### WORK TO BE COMPLETED
Give an exact transcription of every line, dropping the images.

-- start RECORDS SUPPLIED --

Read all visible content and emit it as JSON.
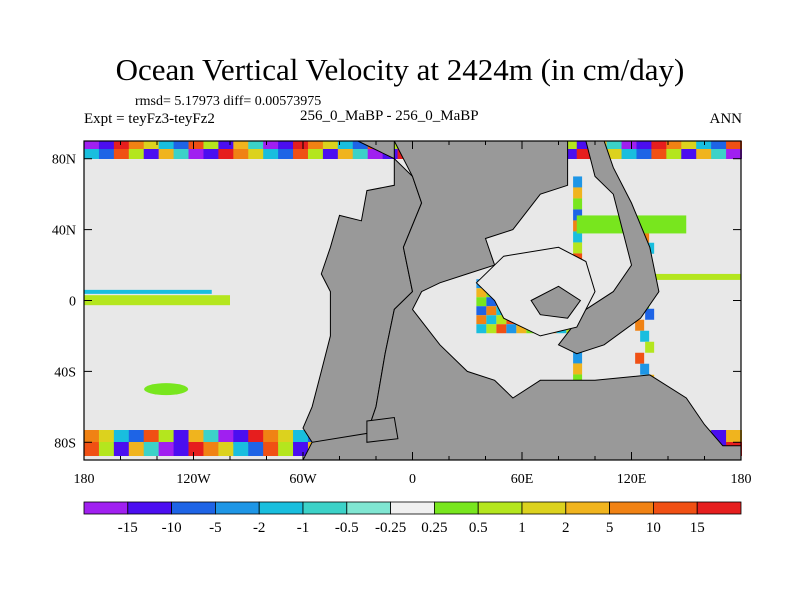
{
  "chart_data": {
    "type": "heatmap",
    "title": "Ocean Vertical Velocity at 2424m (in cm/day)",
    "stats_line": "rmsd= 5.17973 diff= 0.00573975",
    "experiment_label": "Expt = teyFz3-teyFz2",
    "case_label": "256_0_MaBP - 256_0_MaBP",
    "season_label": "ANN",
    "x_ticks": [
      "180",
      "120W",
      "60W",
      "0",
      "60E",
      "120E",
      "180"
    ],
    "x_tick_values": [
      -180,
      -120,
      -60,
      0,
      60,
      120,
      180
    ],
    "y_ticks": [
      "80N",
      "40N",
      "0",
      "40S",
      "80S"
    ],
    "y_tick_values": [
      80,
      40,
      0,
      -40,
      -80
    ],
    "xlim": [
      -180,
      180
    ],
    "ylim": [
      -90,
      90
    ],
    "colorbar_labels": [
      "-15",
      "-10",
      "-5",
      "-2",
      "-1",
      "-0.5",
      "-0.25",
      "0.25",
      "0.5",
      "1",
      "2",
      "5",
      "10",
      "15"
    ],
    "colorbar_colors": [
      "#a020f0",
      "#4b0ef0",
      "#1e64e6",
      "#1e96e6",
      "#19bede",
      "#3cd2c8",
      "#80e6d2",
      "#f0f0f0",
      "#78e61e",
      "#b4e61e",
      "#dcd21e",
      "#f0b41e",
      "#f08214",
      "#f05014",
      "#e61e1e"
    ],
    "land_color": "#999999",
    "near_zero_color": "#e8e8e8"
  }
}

-- end RECORDS SUPPLIED --

### TASK ANSWER
Read all visible content and emit it as JSON.
{
  "chart_data": {
    "type": "heatmap",
    "title": "Ocean Vertical Velocity at 2424m (in cm/day)",
    "stats_line": "rmsd= 5.17973 diff= 0.00573975",
    "experiment_label": "Expt = teyFz3-teyFz2",
    "case_label": "256_0_MaBP - 256_0_MaBP",
    "season_label": "ANN",
    "x_ticks": [
      "180",
      "120W",
      "60W",
      "0",
      "60E",
      "120E",
      "180"
    ],
    "x_tick_values": [
      -180,
      -120,
      -60,
      0,
      60,
      120,
      180
    ],
    "y_ticks": [
      "80N",
      "40N",
      "0",
      "40S",
      "80S"
    ],
    "y_tick_values": [
      80,
      40,
      0,
      -40,
      -80
    ],
    "xlim": [
      -180,
      180
    ],
    "ylim": [
      -90,
      90
    ],
    "colorbar_labels": [
      "-15",
      "-10",
      "-5",
      "-2",
      "-1",
      "-0.5",
      "-0.25",
      "0.25",
      "0.5",
      "1",
      "2",
      "5",
      "10",
      "15"
    ],
    "colorbar_colors": [
      "#a020f0",
      "#4b0ef0",
      "#1e64e6",
      "#1e96e6",
      "#19bede",
      "#3cd2c8",
      "#80e6d2",
      "#f0f0f0",
      "#78e61e",
      "#b4e61e",
      "#dcd21e",
      "#f0b41e",
      "#f08214",
      "#f05014",
      "#e61e1e"
    ],
    "land_color": "#999999",
    "near_zero_color": "#e8e8e8"
  }
}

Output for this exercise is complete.